start Supplied records

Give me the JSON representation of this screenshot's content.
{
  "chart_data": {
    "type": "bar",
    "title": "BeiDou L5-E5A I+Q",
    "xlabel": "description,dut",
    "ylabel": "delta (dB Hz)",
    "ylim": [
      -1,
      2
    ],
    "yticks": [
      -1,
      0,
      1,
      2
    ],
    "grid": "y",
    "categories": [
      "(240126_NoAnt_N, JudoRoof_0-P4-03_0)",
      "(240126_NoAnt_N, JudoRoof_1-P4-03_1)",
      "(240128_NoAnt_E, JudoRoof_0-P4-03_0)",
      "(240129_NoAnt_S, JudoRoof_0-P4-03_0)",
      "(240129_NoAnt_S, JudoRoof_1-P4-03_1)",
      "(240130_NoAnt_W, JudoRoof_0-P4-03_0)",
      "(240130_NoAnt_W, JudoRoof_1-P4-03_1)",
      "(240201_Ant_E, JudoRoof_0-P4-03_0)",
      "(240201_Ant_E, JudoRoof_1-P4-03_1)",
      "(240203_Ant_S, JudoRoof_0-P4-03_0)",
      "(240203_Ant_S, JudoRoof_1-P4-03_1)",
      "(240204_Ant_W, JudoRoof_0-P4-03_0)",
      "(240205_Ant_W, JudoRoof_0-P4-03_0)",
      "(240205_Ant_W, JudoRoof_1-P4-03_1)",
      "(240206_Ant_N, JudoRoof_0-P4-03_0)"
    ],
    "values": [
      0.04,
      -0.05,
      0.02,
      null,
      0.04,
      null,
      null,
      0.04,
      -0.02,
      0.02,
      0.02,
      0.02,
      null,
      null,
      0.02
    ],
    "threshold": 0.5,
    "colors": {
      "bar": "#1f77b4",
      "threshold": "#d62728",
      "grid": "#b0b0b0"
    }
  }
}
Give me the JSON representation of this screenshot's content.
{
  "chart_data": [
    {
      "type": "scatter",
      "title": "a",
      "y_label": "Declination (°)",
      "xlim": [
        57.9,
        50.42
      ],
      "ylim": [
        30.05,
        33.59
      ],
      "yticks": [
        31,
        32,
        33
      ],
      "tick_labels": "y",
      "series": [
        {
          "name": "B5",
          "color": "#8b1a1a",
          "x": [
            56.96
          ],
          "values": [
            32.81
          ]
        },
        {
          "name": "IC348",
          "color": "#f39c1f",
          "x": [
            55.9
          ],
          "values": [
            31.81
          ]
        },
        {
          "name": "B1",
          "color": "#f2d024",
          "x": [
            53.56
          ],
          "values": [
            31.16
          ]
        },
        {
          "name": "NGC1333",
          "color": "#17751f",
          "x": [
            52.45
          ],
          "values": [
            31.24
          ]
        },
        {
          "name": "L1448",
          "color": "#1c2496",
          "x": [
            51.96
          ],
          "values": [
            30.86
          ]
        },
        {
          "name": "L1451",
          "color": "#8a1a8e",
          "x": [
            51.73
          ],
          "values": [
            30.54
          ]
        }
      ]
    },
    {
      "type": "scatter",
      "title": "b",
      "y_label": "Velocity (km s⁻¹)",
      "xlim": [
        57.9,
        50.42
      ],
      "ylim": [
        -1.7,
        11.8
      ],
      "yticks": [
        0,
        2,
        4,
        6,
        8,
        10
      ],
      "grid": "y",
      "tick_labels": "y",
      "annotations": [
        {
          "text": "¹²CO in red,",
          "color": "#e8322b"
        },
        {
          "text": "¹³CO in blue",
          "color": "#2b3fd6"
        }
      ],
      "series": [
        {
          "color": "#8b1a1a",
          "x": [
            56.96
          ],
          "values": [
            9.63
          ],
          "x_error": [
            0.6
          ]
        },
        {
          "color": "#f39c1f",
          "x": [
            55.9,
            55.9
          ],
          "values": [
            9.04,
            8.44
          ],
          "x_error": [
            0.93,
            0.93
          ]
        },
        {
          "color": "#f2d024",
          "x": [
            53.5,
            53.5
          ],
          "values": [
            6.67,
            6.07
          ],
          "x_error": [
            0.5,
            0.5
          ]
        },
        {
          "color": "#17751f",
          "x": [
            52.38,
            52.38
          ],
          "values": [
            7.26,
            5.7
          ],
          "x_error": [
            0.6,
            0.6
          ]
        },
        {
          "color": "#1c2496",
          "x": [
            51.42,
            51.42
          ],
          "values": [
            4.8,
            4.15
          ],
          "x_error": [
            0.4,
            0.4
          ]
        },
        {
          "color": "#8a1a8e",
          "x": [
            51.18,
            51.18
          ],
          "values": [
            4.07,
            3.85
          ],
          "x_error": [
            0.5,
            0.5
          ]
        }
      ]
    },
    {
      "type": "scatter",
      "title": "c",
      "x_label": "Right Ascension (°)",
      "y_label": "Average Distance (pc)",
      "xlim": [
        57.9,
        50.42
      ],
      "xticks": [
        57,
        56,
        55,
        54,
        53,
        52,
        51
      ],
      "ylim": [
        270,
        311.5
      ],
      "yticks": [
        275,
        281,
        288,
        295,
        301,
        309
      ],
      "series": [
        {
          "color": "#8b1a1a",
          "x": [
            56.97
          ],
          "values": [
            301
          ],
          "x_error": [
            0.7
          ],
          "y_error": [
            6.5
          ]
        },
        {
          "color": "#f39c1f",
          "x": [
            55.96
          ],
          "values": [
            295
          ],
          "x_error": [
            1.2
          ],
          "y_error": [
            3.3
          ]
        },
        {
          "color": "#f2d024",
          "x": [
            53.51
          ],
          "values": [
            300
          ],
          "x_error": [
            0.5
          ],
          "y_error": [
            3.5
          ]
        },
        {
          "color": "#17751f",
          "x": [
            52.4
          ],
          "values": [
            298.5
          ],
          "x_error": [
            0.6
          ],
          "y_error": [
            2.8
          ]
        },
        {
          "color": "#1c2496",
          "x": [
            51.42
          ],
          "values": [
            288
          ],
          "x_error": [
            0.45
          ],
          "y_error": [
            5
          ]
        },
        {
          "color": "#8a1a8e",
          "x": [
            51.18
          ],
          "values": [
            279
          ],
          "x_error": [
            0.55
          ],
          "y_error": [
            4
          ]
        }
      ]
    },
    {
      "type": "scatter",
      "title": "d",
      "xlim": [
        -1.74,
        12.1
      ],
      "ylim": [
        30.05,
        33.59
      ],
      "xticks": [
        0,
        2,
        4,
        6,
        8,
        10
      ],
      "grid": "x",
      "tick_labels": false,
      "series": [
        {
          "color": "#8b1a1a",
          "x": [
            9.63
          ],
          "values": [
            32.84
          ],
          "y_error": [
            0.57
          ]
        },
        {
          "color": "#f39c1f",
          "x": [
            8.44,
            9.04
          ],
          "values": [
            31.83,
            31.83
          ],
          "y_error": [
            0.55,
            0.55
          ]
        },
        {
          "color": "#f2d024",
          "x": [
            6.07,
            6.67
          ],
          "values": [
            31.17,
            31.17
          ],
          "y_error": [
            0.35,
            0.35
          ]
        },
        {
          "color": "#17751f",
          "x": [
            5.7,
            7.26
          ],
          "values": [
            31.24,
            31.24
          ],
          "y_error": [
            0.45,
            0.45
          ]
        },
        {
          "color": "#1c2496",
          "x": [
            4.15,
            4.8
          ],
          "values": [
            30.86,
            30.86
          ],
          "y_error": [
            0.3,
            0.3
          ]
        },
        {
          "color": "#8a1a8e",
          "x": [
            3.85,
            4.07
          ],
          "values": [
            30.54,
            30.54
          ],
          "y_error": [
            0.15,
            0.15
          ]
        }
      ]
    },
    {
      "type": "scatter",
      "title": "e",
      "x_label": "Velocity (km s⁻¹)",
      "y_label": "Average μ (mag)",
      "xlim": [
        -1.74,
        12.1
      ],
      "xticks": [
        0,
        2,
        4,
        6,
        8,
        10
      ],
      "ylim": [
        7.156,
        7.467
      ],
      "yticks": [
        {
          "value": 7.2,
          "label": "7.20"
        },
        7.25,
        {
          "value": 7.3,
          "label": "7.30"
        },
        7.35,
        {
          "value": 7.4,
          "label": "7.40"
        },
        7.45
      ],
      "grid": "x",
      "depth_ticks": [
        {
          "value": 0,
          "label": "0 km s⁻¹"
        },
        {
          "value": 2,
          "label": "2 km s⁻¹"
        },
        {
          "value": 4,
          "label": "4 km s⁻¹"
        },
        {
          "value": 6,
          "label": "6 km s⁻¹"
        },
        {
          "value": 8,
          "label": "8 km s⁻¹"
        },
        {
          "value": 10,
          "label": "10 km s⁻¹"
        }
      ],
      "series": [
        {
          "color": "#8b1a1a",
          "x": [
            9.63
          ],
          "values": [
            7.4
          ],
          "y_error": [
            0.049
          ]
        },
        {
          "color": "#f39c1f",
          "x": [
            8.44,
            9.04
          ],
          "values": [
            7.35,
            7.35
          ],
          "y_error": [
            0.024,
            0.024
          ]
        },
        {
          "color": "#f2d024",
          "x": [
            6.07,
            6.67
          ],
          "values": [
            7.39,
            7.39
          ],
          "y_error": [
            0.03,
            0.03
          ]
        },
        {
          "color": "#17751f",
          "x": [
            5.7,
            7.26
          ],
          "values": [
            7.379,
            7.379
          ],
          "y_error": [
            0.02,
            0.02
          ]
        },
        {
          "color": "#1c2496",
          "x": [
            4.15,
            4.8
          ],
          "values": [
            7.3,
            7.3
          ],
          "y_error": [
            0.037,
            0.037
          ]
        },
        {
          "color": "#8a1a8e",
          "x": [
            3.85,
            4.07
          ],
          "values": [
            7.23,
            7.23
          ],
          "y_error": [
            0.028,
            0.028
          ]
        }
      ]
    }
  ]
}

end Supplied records

> **What you will do**:
Look over the records above and copy each line that includes the string "grid".

> **Reply to the exercise**:
    "grid": "y",
      "grid": "#b0b0b0"
      "grid": "y",
      "grid": "x",
      "grid": "x",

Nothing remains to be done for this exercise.